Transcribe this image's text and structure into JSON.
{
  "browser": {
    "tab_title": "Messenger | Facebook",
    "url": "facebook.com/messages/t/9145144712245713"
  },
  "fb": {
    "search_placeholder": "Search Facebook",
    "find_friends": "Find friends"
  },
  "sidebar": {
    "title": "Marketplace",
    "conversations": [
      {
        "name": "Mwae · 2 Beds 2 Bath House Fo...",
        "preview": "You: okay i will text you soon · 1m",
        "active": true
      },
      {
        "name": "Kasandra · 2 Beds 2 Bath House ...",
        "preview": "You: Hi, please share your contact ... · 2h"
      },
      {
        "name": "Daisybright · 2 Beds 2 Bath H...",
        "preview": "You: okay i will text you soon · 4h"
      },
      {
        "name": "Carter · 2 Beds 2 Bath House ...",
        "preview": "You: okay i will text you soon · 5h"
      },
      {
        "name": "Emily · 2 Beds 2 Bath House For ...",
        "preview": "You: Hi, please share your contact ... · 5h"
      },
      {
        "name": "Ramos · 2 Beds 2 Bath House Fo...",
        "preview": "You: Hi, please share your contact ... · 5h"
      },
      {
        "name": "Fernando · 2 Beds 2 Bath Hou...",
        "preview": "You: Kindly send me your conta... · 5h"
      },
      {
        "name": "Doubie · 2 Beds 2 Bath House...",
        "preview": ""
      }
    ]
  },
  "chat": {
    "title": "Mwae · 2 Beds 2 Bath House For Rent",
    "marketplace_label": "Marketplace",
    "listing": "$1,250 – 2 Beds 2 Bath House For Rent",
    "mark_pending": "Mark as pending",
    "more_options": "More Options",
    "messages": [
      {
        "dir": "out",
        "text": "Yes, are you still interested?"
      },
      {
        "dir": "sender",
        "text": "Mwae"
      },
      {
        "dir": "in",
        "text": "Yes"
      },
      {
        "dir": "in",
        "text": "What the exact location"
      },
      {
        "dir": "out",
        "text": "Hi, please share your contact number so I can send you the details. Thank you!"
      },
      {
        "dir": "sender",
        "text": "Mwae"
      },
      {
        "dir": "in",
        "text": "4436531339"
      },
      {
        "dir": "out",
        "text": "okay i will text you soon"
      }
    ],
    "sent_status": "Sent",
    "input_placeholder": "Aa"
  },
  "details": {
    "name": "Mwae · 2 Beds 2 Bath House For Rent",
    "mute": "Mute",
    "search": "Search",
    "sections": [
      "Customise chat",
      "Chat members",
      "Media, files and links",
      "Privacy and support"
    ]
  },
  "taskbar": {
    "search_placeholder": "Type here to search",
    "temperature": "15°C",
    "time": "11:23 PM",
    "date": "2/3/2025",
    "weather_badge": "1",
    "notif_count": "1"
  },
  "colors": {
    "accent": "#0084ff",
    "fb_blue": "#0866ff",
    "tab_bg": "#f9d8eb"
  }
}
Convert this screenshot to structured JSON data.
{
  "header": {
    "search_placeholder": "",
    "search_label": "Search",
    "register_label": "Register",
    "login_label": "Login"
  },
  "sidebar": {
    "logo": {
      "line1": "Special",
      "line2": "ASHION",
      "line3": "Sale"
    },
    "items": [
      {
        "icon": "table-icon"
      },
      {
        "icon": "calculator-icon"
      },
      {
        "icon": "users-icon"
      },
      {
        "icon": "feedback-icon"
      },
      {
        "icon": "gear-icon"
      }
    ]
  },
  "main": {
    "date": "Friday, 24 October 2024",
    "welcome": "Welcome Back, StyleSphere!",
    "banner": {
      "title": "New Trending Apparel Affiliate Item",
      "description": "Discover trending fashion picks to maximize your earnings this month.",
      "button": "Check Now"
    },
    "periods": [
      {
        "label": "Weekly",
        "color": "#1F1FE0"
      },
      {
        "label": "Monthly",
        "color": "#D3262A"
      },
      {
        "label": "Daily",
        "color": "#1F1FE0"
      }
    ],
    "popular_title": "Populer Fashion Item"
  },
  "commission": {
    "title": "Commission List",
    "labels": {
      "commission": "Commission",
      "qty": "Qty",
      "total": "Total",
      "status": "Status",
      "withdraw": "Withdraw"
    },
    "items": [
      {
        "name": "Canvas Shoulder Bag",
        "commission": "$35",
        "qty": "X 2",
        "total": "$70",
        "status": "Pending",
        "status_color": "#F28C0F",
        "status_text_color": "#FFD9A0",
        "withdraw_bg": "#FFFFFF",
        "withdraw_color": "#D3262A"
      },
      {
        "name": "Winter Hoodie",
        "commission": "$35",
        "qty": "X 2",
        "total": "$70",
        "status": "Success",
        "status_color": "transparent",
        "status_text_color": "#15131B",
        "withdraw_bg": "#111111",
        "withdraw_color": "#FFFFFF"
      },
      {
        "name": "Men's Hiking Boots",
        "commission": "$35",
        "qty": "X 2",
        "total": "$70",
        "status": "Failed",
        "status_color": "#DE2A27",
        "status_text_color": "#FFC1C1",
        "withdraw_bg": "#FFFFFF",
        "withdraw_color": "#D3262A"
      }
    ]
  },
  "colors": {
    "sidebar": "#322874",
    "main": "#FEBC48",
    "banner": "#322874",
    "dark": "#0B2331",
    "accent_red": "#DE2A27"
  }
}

Exercise>
Count the lines of the data that include the string "soon", and give only that number.

Response for this exercise>
4